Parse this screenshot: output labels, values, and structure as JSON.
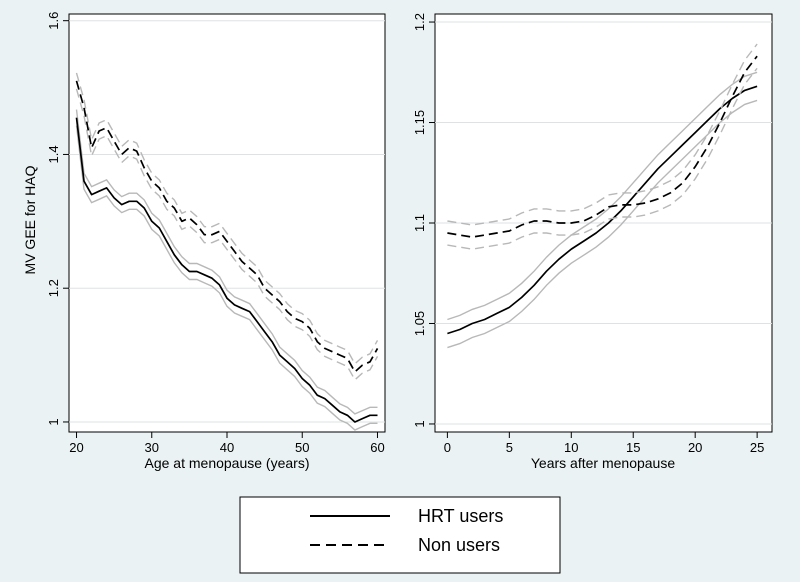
{
  "legend": {
    "items": [
      {
        "label": "HRT users",
        "style": "solid"
      },
      {
        "label": "Non users",
        "style": "dashed"
      }
    ]
  },
  "colors": {
    "background": "#eaf2f3",
    "plot_background": "#ffffff",
    "grid": "#dde3e5",
    "estimate_line": "#000000",
    "ci_line": "#b8b8b8"
  },
  "chart_data": [
    {
      "type": "line",
      "title": "",
      "xlabel": "Age at menopause (years)",
      "ylabel": "MV GEE for HAQ",
      "xlim": [
        19,
        61
      ],
      "ylim": [
        0.985,
        1.61
      ],
      "xticks": [
        20,
        30,
        40,
        50,
        60
      ],
      "yticks": [
        1,
        1.2,
        1.4,
        1.6
      ],
      "ytick_labels": [
        "1",
        "1.2",
        "1.4",
        "1.6"
      ],
      "grid": true,
      "series": [
        {
          "name": "HRT users",
          "style": "solid",
          "ci_half_width": 0.012,
          "x": [
            20,
            21,
            22,
            23,
            24,
            25,
            26,
            27,
            28,
            29,
            30,
            31,
            32,
            33,
            34,
            35,
            36,
            37,
            38,
            39,
            40,
            41,
            42,
            43,
            44,
            45,
            46,
            47,
            48,
            49,
            50,
            51,
            52,
            53,
            54,
            55,
            56,
            57,
            58,
            59,
            60
          ],
          "y": [
            1.455,
            1.36,
            1.34,
            1.345,
            1.35,
            1.335,
            1.325,
            1.33,
            1.33,
            1.32,
            1.3,
            1.29,
            1.27,
            1.25,
            1.235,
            1.225,
            1.225,
            1.22,
            1.215,
            1.205,
            1.185,
            1.175,
            1.17,
            1.165,
            1.15,
            1.135,
            1.12,
            1.1,
            1.09,
            1.08,
            1.065,
            1.055,
            1.04,
            1.035,
            1.025,
            1.015,
            1.01,
            1.0,
            1.005,
            1.01,
            1.01
          ]
        },
        {
          "name": "Non users",
          "style": "dashed",
          "ci_half_width": 0.012,
          "x": [
            20,
            21,
            22,
            23,
            24,
            25,
            26,
            27,
            28,
            29,
            30,
            31,
            32,
            33,
            34,
            35,
            36,
            37,
            38,
            39,
            40,
            41,
            42,
            43,
            44,
            45,
            46,
            47,
            48,
            49,
            50,
            51,
            52,
            53,
            54,
            55,
            56,
            57,
            58,
            59,
            60
          ],
          "y": [
            1.51,
            1.47,
            1.41,
            1.435,
            1.44,
            1.42,
            1.4,
            1.41,
            1.405,
            1.38,
            1.36,
            1.35,
            1.33,
            1.32,
            1.3,
            1.305,
            1.295,
            1.28,
            1.28,
            1.285,
            1.27,
            1.255,
            1.24,
            1.23,
            1.22,
            1.2,
            1.19,
            1.18,
            1.165,
            1.155,
            1.15,
            1.14,
            1.12,
            1.11,
            1.105,
            1.1,
            1.095,
            1.075,
            1.085,
            1.09,
            1.11
          ]
        }
      ]
    },
    {
      "type": "line",
      "title": "",
      "xlabel": "Years after menopause",
      "ylabel": "",
      "xlim": [
        -1,
        26.2
      ],
      "ylim": [
        0.996,
        1.204
      ],
      "xticks": [
        0,
        5,
        10,
        15,
        20,
        25
      ],
      "yticks": [
        1,
        1.05,
        1.1,
        1.15,
        1.2
      ],
      "ytick_labels": [
        "1",
        "1.05",
        "1.1",
        "1.15",
        "1.2"
      ],
      "grid": true,
      "series": [
        {
          "name": "HRT users",
          "style": "solid",
          "ci_half_width": 0.007,
          "x": [
            0,
            1,
            2,
            3,
            4,
            5,
            6,
            7,
            8,
            9,
            10,
            11,
            12,
            13,
            14,
            15,
            16,
            17,
            18,
            19,
            20,
            21,
            22,
            23,
            24,
            25
          ],
          "y": [
            1.045,
            1.047,
            1.05,
            1.052,
            1.055,
            1.058,
            1.063,
            1.069,
            1.076,
            1.082,
            1.087,
            1.091,
            1.095,
            1.1,
            1.106,
            1.113,
            1.12,
            1.127,
            1.133,
            1.139,
            1.145,
            1.151,
            1.157,
            1.162,
            1.166,
            1.168
          ]
        },
        {
          "name": "Non users",
          "style": "dashed",
          "ci_half_width": 0.006,
          "x": [
            0,
            1,
            2,
            3,
            4,
            5,
            6,
            7,
            8,
            9,
            10,
            11,
            12,
            13,
            14,
            15,
            16,
            17,
            18,
            19,
            20,
            21,
            22,
            23,
            24,
            25
          ],
          "y": [
            1.095,
            1.094,
            1.093,
            1.094,
            1.095,
            1.096,
            1.099,
            1.101,
            1.101,
            1.1,
            1.1,
            1.101,
            1.104,
            1.108,
            1.109,
            1.109,
            1.11,
            1.112,
            1.115,
            1.12,
            1.128,
            1.138,
            1.15,
            1.163,
            1.175,
            1.183
          ]
        }
      ]
    }
  ]
}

» STATED PROBLEM
Each entry gets copied exactly; the pictures stay out.

» FULL SOLUTION
Parse this screenshot: output labels, values, and structure as JSON.
{
  "legend": {
    "items": [
      {
        "label": "HRT users",
        "style": "solid"
      },
      {
        "label": "Non users",
        "style": "dashed"
      }
    ]
  },
  "colors": {
    "background": "#eaf2f3",
    "plot_background": "#ffffff",
    "grid": "#dde3e5",
    "estimate_line": "#000000",
    "ci_line": "#b8b8b8"
  },
  "chart_data": [
    {
      "type": "line",
      "title": "",
      "xlabel": "Age at menopause (years)",
      "ylabel": "MV GEE for HAQ",
      "xlim": [
        19,
        61
      ],
      "ylim": [
        0.985,
        1.61
      ],
      "xticks": [
        20,
        30,
        40,
        50,
        60
      ],
      "yticks": [
        1,
        1.2,
        1.4,
        1.6
      ],
      "ytick_labels": [
        "1",
        "1.2",
        "1.4",
        "1.6"
      ],
      "grid": true,
      "series": [
        {
          "name": "HRT users",
          "style": "solid",
          "ci_half_width": 0.012,
          "x": [
            20,
            21,
            22,
            23,
            24,
            25,
            26,
            27,
            28,
            29,
            30,
            31,
            32,
            33,
            34,
            35,
            36,
            37,
            38,
            39,
            40,
            41,
            42,
            43,
            44,
            45,
            46,
            47,
            48,
            49,
            50,
            51,
            52,
            53,
            54,
            55,
            56,
            57,
            58,
            59,
            60
          ],
          "y": [
            1.455,
            1.36,
            1.34,
            1.345,
            1.35,
            1.335,
            1.325,
            1.33,
            1.33,
            1.32,
            1.3,
            1.29,
            1.27,
            1.25,
            1.235,
            1.225,
            1.225,
            1.22,
            1.215,
            1.205,
            1.185,
            1.175,
            1.17,
            1.165,
            1.15,
            1.135,
            1.12,
            1.1,
            1.09,
            1.08,
            1.065,
            1.055,
            1.04,
            1.035,
            1.025,
            1.015,
            1.01,
            1.0,
            1.005,
            1.01,
            1.01
          ]
        },
        {
          "name": "Non users",
          "style": "dashed",
          "ci_half_width": 0.012,
          "x": [
            20,
            21,
            22,
            23,
            24,
            25,
            26,
            27,
            28,
            29,
            30,
            31,
            32,
            33,
            34,
            35,
            36,
            37,
            38,
            39,
            40,
            41,
            42,
            43,
            44,
            45,
            46,
            47,
            48,
            49,
            50,
            51,
            52,
            53,
            54,
            55,
            56,
            57,
            58,
            59,
            60
          ],
          "y": [
            1.51,
            1.47,
            1.41,
            1.435,
            1.44,
            1.42,
            1.4,
            1.41,
            1.405,
            1.38,
            1.36,
            1.35,
            1.33,
            1.32,
            1.3,
            1.305,
            1.295,
            1.28,
            1.28,
            1.285,
            1.27,
            1.255,
            1.24,
            1.23,
            1.22,
            1.2,
            1.19,
            1.18,
            1.165,
            1.155,
            1.15,
            1.14,
            1.12,
            1.11,
            1.105,
            1.1,
            1.095,
            1.075,
            1.085,
            1.09,
            1.11
          ]
        }
      ]
    },
    {
      "type": "line",
      "title": "",
      "xlabel": "Years after menopause",
      "ylabel": "",
      "xlim": [
        -1,
        26.2
      ],
      "ylim": [
        0.996,
        1.204
      ],
      "xticks": [
        0,
        5,
        10,
        15,
        20,
        25
      ],
      "yticks": [
        1,
        1.05,
        1.1,
        1.15,
        1.2
      ],
      "ytick_labels": [
        "1",
        "1.05",
        "1.1",
        "1.15",
        "1.2"
      ],
      "grid": true,
      "series": [
        {
          "name": "HRT users",
          "style": "solid",
          "ci_half_width": 0.007,
          "x": [
            0,
            1,
            2,
            3,
            4,
            5,
            6,
            7,
            8,
            9,
            10,
            11,
            12,
            13,
            14,
            15,
            16,
            17,
            18,
            19,
            20,
            21,
            22,
            23,
            24,
            25
          ],
          "y": [
            1.045,
            1.047,
            1.05,
            1.052,
            1.055,
            1.058,
            1.063,
            1.069,
            1.076,
            1.082,
            1.087,
            1.091,
            1.095,
            1.1,
            1.106,
            1.113,
            1.12,
            1.127,
            1.133,
            1.139,
            1.145,
            1.151,
            1.157,
            1.162,
            1.166,
            1.168
          ]
        },
        {
          "name": "Non users",
          "style": "dashed",
          "ci_half_width": 0.006,
          "x": [
            0,
            1,
            2,
            3,
            4,
            5,
            6,
            7,
            8,
            9,
            10,
            11,
            12,
            13,
            14,
            15,
            16,
            17,
            18,
            19,
            20,
            21,
            22,
            23,
            24,
            25
          ],
          "y": [
            1.095,
            1.094,
            1.093,
            1.094,
            1.095,
            1.096,
            1.099,
            1.101,
            1.101,
            1.1,
            1.1,
            1.101,
            1.104,
            1.108,
            1.109,
            1.109,
            1.11,
            1.112,
            1.115,
            1.12,
            1.128,
            1.138,
            1.15,
            1.163,
            1.175,
            1.183
          ]
        }
      ]
    }
  ]
}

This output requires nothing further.